*Records provided*.
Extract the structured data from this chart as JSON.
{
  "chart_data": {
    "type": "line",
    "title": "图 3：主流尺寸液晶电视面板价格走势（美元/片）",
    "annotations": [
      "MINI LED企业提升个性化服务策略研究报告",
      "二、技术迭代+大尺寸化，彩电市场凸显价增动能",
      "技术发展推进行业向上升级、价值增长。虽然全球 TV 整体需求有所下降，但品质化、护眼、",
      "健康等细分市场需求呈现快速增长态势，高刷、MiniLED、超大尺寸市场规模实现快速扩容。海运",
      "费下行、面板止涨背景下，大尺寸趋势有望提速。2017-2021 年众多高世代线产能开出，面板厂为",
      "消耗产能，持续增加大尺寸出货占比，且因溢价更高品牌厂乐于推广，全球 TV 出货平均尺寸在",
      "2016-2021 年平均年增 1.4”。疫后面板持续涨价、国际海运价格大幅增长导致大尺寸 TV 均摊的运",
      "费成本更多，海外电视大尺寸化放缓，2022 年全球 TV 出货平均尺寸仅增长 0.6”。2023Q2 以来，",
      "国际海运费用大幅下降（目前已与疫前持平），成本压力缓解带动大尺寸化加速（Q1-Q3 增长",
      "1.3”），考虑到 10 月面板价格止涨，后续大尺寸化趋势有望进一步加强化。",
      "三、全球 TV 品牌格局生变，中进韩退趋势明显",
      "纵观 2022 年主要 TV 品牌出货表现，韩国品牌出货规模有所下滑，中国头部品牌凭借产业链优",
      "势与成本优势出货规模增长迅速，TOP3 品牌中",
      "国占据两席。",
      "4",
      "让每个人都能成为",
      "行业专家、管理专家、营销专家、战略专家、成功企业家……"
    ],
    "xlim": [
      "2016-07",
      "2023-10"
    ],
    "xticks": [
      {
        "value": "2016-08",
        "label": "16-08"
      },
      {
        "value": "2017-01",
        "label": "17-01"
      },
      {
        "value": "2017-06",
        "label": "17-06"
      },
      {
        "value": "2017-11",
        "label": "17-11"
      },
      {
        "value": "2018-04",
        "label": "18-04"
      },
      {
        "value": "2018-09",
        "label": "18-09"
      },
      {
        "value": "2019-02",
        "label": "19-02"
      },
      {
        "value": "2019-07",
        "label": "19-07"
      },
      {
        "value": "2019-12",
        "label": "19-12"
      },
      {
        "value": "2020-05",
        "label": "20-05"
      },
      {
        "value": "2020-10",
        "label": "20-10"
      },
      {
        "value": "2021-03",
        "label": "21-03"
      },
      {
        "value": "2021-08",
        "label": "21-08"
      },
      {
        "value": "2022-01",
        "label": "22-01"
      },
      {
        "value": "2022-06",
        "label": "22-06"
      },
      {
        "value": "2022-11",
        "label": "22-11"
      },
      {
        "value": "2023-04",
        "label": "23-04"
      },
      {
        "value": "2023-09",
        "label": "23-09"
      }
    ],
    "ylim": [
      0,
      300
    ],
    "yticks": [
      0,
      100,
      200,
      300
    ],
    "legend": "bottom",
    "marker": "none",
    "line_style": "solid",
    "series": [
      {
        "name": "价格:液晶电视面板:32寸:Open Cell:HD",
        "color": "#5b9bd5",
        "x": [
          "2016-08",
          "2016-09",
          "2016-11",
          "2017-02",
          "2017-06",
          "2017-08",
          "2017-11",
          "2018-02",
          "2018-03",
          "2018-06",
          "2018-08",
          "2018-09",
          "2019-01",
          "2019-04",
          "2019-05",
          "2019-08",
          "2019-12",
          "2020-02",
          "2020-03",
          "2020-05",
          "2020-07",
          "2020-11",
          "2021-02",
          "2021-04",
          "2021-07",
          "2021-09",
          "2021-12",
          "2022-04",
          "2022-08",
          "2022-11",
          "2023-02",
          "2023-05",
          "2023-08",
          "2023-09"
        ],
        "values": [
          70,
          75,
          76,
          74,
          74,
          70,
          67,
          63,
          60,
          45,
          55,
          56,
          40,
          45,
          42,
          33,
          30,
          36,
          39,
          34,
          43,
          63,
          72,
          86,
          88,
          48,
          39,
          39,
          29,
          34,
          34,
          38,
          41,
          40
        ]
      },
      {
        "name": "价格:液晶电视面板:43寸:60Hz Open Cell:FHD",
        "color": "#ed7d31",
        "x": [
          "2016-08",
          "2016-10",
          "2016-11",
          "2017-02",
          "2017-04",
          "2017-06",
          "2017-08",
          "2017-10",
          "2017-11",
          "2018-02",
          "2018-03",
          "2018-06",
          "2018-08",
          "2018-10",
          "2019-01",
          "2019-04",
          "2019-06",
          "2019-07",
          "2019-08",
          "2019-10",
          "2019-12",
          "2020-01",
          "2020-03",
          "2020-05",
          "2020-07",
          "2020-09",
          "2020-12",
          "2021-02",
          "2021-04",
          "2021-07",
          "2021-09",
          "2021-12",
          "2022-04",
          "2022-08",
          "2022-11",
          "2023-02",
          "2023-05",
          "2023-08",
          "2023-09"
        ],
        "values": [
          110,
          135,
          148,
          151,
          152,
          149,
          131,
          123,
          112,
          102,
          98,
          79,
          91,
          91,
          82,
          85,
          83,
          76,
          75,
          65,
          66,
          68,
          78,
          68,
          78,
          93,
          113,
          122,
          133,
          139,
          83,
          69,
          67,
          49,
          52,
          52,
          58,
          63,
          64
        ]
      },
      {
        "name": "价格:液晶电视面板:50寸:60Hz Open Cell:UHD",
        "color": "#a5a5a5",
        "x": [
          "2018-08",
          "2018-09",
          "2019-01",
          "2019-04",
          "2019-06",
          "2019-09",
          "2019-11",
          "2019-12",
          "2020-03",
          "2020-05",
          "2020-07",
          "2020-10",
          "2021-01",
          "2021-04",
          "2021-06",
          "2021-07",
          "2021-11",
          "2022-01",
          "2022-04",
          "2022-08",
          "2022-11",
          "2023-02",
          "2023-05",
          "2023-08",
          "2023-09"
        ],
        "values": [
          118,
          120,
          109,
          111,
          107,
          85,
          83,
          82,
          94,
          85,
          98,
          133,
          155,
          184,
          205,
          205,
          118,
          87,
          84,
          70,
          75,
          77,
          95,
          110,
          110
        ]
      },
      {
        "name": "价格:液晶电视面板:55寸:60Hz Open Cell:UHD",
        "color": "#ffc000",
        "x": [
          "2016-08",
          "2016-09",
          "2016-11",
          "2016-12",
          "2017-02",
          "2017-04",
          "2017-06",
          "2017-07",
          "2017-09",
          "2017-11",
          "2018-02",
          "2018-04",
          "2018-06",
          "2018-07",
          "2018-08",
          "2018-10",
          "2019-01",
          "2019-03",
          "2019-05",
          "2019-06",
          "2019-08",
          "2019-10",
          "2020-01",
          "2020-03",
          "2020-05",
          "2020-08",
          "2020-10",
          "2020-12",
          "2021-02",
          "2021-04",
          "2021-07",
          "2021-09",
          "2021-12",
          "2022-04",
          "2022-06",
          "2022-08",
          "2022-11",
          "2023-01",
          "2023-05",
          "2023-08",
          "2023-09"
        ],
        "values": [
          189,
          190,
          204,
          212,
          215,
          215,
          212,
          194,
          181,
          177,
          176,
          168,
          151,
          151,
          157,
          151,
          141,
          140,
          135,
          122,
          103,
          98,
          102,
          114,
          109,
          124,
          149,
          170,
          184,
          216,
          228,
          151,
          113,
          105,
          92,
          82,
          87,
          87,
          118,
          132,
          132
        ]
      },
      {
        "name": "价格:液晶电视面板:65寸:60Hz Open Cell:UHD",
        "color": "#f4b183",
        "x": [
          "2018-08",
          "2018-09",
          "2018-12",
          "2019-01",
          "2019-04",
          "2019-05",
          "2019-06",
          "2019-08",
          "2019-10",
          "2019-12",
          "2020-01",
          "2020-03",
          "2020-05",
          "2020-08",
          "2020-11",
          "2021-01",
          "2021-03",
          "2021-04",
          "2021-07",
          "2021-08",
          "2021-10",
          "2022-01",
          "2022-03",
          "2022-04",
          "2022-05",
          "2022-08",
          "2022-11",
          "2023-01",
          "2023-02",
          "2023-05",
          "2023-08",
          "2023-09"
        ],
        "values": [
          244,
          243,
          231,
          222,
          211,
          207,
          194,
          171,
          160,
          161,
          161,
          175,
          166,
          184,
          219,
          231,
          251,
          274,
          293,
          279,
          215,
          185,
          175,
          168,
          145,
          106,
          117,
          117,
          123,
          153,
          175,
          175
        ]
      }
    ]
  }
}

*Task description*. Search the preceding listing for the word "Open" and pull out every line that holds it.

*Reply*.
        "name": "价格:液晶电视面板:32寸:Open Cell:HD",
        "name": "价格:液晶电视面板:43寸:60Hz Open Cell:FHD",
        "name": "价格:液晶电视面板:50寸:60Hz Open Cell:UHD",
        "name": "价格:液晶电视面板:55寸:60Hz Open Cell:UHD",
        "name": "价格:液晶电视面板:65寸:60Hz Open Cell:UHD",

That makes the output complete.